> WORK INSTRUCTIONS: Beginning with the line that mentions "Give me a plain-text", reproduce every line through the last line of the entries, exactly, and only those.
(Beginning of DATA SECTION)
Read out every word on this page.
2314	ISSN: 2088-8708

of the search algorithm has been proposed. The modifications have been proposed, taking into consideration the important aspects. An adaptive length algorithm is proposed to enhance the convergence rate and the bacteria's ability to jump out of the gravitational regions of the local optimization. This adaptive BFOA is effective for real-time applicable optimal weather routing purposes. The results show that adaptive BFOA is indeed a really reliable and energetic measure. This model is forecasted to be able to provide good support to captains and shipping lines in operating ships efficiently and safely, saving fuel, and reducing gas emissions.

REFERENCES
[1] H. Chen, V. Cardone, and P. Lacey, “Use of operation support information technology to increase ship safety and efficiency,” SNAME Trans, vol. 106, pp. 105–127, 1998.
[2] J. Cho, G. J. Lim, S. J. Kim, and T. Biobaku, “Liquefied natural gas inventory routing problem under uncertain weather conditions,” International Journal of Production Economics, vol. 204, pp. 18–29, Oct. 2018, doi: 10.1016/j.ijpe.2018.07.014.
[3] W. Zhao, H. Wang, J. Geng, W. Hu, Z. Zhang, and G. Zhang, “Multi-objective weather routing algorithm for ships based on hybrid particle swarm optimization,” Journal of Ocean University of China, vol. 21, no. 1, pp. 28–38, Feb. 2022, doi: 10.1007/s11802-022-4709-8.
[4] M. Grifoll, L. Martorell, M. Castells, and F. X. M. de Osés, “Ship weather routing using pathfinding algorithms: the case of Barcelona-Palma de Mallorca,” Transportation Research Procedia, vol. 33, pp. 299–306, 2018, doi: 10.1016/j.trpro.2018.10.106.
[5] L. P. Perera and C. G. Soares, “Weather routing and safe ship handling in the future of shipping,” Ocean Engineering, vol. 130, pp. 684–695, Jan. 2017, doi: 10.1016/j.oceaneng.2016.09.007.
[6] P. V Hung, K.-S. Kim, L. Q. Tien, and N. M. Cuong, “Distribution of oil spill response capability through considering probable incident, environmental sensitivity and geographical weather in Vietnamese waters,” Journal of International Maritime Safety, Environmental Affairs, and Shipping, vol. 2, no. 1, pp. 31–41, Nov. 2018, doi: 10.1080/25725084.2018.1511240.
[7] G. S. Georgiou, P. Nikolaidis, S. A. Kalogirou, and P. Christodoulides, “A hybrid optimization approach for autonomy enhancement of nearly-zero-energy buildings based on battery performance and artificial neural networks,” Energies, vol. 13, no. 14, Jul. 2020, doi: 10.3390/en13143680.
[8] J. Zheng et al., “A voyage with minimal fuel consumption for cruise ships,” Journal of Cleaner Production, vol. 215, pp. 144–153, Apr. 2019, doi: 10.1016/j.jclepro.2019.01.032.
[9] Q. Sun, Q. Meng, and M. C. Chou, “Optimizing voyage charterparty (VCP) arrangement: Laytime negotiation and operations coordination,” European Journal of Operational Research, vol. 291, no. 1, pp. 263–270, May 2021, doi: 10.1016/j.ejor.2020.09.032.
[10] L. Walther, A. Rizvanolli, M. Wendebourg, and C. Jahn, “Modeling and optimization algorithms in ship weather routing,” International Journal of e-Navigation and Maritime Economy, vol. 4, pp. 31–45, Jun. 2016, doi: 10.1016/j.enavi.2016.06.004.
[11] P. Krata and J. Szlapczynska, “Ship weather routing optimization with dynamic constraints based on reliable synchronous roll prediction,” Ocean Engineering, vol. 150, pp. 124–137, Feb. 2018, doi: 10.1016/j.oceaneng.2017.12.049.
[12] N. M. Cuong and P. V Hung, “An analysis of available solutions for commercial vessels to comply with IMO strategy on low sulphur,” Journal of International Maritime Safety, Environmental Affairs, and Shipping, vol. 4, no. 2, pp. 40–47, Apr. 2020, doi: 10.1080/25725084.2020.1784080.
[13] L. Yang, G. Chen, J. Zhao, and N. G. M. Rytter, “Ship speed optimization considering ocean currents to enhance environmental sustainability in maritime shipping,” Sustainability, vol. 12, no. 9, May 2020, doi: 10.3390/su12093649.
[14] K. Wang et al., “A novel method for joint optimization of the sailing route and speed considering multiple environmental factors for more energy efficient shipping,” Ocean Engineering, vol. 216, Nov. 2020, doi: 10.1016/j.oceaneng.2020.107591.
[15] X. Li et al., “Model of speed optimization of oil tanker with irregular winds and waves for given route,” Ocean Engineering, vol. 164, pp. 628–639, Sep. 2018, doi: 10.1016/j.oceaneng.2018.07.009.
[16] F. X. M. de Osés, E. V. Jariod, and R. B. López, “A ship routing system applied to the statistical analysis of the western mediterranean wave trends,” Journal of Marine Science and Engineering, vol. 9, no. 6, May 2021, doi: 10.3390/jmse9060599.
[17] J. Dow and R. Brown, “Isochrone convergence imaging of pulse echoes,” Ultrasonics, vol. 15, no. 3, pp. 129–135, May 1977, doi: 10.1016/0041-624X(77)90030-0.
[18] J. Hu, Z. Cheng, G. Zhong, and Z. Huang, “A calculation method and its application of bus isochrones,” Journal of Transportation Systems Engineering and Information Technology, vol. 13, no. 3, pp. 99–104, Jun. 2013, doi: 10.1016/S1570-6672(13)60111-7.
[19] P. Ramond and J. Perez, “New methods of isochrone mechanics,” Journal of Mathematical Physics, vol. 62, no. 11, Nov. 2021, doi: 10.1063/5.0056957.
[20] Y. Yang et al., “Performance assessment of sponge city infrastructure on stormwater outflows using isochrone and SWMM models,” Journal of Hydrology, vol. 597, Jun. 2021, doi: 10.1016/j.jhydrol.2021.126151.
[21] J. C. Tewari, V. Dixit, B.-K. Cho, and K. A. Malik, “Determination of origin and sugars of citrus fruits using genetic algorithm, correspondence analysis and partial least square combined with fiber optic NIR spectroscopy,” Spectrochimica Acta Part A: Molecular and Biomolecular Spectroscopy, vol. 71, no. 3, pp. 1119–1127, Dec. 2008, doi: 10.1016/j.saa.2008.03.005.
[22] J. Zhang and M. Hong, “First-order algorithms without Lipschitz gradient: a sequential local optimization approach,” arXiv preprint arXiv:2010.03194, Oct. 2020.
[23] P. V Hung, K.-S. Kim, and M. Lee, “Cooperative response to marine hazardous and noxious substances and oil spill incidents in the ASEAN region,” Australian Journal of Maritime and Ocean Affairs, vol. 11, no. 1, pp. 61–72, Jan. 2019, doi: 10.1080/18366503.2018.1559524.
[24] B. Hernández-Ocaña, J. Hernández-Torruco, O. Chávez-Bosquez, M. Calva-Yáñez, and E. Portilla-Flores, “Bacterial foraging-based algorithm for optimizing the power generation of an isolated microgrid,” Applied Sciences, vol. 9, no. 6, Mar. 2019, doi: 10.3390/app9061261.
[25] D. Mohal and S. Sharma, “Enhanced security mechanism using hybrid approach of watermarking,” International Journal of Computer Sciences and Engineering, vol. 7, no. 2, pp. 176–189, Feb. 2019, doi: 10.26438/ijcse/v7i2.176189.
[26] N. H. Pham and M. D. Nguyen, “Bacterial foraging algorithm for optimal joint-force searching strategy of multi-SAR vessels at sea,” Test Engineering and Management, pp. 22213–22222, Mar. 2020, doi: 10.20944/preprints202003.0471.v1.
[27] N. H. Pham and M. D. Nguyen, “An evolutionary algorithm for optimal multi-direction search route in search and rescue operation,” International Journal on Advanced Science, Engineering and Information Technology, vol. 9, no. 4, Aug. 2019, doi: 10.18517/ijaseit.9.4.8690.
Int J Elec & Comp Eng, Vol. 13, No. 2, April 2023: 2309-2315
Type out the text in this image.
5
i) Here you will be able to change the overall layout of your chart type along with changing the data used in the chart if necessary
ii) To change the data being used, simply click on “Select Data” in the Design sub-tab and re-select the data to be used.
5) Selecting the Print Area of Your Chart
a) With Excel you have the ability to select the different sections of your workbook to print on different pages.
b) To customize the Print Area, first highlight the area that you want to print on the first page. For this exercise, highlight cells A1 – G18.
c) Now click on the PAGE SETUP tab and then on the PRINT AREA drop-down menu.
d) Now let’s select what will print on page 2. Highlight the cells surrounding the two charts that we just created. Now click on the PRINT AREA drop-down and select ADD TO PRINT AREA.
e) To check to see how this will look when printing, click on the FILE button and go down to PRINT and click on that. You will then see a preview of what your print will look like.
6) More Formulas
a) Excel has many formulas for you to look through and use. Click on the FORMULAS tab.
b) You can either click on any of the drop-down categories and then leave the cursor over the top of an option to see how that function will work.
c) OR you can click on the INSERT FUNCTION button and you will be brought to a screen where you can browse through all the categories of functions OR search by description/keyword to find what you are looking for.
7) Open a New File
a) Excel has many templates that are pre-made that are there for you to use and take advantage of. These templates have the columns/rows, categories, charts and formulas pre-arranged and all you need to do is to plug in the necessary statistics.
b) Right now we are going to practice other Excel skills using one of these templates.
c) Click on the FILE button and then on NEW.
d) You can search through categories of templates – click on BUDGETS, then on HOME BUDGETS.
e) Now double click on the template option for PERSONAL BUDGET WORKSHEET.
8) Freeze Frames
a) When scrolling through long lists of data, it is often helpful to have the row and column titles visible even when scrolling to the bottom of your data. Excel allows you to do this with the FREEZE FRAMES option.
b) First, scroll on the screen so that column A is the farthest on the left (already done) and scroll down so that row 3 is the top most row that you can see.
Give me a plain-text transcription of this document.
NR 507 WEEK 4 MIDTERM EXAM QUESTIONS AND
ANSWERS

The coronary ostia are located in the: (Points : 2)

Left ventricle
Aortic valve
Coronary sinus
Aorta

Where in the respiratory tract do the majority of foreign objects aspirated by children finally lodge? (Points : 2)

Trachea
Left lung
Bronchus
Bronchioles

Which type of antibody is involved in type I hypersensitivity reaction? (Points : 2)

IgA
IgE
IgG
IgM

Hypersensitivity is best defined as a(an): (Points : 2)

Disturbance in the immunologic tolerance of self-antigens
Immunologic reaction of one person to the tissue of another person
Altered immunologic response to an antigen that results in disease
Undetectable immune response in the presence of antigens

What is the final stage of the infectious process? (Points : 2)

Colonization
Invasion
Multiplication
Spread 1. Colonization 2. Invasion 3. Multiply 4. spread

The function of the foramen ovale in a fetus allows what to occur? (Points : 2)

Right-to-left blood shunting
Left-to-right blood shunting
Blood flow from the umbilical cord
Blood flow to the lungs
(End of DATA SECTION)
> SOLUTION TO THE PROBLEM:
Give me a plain-text transcription of this document.
NR 507 WEEK 4 MIDTERM EXAM QUESTIONS AND
ANSWERS

The coronary ostia are located in the: (Points : 2)

Left ventricle
Aortic valve
Coronary sinus
Aorta

Where in the respiratory tract do the majority of foreign objects aspirated by children finally lodge? (Points : 2)

Trachea
Left lung
Bronchus
Bronchioles

Which type of antibody is involved in type I hypersensitivity reaction? (Points : 2)

IgA
IgE
IgG
IgM

Hypersensitivity is best defined as a(an): (Points : 2)

Disturbance in the immunologic tolerance of self-antigens
Immunologic reaction of one person to the tissue of another person
Altered immunologic response to an antigen that results in disease
Undetectable immune response in the presence of antigens

What is the final stage of the infectious process? (Points : 2)

Colonization
Invasion
Multiplication
Spread 1. Colonization 2. Invasion 3. Multiply 4. spread

The function of the foramen ovale in a fetus allows what to occur? (Points : 2)

Right-to-left blood shunting
Left-to-right blood shunting
Blood flow from the umbilical cord
Blood flow to the lungs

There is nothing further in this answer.